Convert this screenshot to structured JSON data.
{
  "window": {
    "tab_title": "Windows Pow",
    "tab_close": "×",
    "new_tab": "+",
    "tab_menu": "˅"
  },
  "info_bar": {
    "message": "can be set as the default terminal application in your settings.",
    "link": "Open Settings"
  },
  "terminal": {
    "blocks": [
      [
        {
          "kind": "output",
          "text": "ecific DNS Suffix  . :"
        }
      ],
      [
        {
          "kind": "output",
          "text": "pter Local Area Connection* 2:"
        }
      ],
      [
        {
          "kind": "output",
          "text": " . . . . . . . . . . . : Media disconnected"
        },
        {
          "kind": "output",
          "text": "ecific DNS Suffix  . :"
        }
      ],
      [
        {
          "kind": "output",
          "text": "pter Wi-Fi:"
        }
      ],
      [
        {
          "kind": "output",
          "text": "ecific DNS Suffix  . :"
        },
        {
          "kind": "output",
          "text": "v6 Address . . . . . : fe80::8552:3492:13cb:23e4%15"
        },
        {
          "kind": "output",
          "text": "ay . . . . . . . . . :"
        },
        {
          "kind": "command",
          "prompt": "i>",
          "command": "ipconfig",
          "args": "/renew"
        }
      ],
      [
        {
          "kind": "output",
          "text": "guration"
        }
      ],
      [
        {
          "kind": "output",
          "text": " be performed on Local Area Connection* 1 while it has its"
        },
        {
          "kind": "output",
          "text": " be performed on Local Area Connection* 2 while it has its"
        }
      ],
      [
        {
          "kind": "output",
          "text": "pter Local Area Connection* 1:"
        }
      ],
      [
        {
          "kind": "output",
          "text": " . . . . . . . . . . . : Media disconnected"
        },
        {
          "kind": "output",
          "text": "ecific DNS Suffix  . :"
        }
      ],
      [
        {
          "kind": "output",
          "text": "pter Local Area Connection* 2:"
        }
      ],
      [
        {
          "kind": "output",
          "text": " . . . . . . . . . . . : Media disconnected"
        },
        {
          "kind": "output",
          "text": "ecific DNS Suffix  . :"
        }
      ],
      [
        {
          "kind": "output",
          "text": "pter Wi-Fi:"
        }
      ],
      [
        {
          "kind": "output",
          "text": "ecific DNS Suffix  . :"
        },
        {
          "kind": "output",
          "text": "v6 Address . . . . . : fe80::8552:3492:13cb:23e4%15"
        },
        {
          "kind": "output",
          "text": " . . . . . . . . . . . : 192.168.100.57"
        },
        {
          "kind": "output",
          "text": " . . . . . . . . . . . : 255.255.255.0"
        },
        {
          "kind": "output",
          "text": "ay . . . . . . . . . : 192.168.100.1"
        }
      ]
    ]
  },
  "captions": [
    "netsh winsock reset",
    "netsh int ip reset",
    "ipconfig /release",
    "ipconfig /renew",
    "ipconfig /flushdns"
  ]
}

:::::

**Given exercise:** Look above for every line with the word "reset" and copy it.

**Answer for the task:**
    "netsh winsock reset",
    "netsh int ip reset",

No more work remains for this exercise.